PROBLEM TO WORK ON: Identify the lines bearing the string "screenshot" and gather them.

[Figure contents as structured data]
# # # # #
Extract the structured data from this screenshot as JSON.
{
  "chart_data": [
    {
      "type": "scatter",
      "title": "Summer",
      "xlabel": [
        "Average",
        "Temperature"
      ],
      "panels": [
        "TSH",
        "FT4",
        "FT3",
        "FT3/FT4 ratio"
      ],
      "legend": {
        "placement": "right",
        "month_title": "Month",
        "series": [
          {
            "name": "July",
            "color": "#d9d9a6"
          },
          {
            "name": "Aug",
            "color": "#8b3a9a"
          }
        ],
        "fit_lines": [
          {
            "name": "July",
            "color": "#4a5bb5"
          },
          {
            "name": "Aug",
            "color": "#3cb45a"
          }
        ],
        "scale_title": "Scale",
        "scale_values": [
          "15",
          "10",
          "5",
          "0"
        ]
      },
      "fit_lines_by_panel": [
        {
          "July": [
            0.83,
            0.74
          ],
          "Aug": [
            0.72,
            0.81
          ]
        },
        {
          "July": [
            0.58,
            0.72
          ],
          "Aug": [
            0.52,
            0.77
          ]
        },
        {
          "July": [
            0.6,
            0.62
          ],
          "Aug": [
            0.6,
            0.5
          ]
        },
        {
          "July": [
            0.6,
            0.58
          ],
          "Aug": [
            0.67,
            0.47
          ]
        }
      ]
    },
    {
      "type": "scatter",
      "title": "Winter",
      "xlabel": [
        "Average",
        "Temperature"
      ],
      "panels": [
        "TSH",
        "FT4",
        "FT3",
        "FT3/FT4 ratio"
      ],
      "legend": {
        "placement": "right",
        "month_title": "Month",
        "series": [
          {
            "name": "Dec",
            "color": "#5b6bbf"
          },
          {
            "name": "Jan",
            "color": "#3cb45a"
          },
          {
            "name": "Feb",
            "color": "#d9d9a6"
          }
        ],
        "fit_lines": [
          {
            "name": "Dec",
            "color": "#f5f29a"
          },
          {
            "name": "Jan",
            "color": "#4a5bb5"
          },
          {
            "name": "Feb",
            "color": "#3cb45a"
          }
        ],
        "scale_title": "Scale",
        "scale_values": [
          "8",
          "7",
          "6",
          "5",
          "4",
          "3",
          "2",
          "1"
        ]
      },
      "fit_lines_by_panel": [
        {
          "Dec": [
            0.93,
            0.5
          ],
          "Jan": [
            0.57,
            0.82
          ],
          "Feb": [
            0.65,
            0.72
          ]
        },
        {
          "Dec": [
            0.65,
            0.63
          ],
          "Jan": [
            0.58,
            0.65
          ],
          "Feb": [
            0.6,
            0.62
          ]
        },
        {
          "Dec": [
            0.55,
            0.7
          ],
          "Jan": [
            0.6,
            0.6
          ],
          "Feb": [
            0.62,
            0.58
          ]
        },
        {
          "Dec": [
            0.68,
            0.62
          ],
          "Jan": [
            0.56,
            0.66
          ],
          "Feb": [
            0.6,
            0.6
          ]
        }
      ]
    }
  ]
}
# # # # #
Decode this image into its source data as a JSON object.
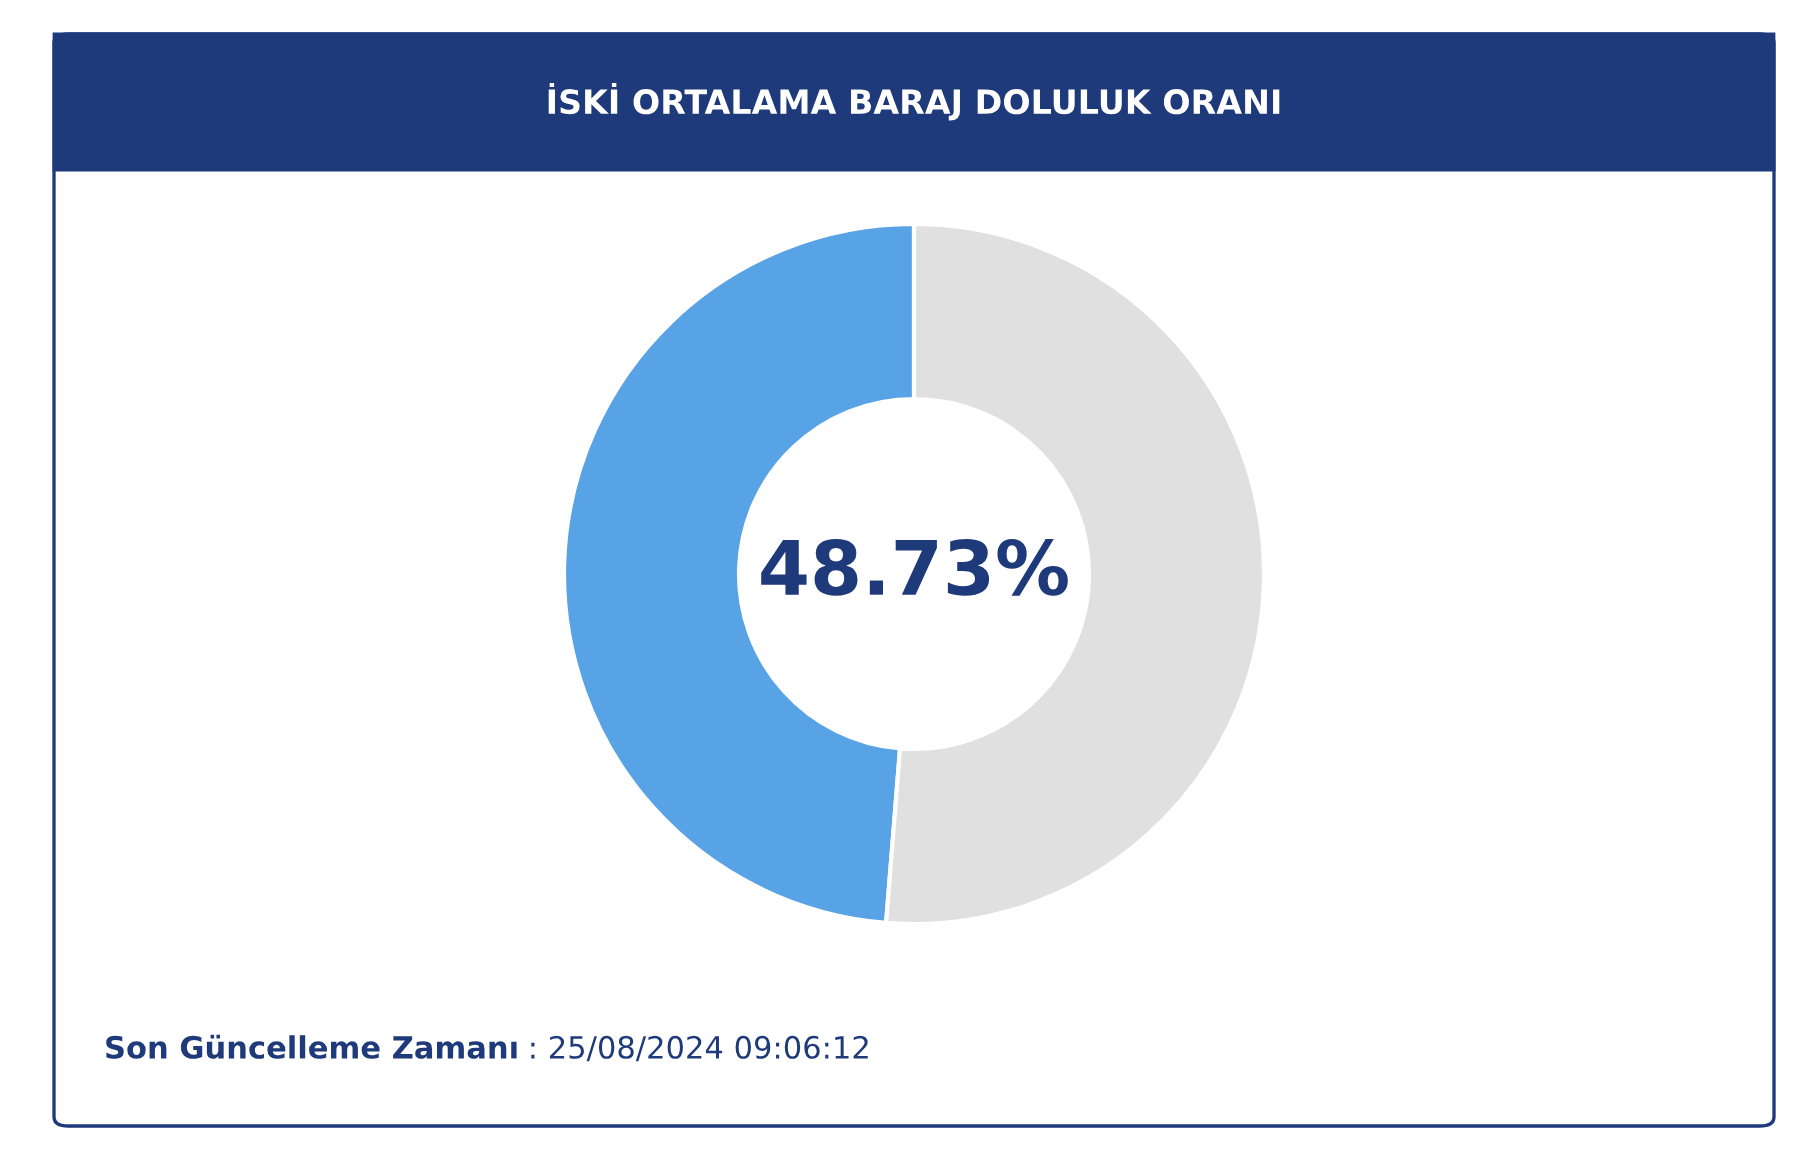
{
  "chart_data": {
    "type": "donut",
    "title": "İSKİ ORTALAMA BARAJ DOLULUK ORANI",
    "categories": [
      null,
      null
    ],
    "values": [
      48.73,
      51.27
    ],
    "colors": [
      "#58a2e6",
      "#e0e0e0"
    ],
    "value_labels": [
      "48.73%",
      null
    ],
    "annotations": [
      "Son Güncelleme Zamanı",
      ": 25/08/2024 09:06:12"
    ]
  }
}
# # # # #
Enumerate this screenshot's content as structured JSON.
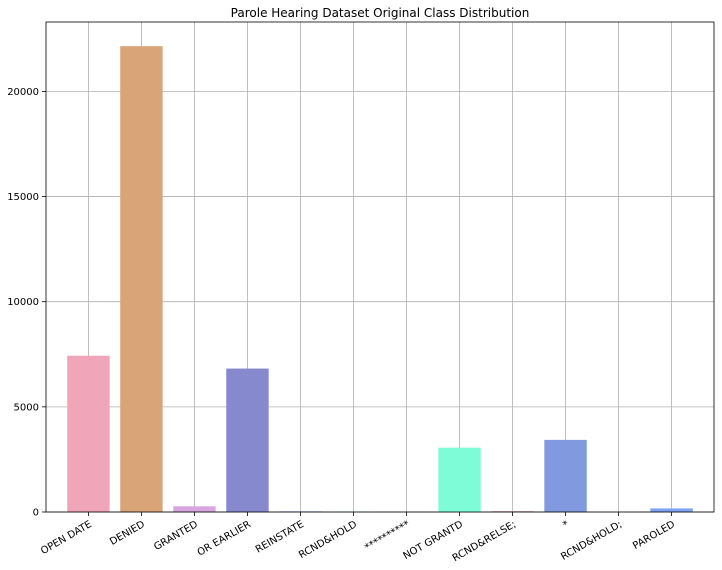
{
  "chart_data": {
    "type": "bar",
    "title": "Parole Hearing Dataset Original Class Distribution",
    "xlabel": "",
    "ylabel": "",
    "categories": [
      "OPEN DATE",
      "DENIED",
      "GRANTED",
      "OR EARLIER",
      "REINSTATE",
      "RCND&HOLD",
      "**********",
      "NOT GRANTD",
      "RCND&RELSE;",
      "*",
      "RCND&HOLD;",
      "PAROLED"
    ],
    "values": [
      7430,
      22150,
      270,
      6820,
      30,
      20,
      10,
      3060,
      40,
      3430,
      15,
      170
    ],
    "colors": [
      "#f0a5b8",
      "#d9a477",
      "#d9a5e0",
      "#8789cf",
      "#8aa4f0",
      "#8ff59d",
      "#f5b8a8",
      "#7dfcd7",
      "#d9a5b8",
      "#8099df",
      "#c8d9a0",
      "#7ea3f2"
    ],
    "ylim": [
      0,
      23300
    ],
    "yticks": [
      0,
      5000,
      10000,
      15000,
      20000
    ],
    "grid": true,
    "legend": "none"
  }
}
# # # # #
OUTPUT BELOW:
Extract the structured data from this screenshot as JSON.
Enumerate this screenshot's content as structured JSON.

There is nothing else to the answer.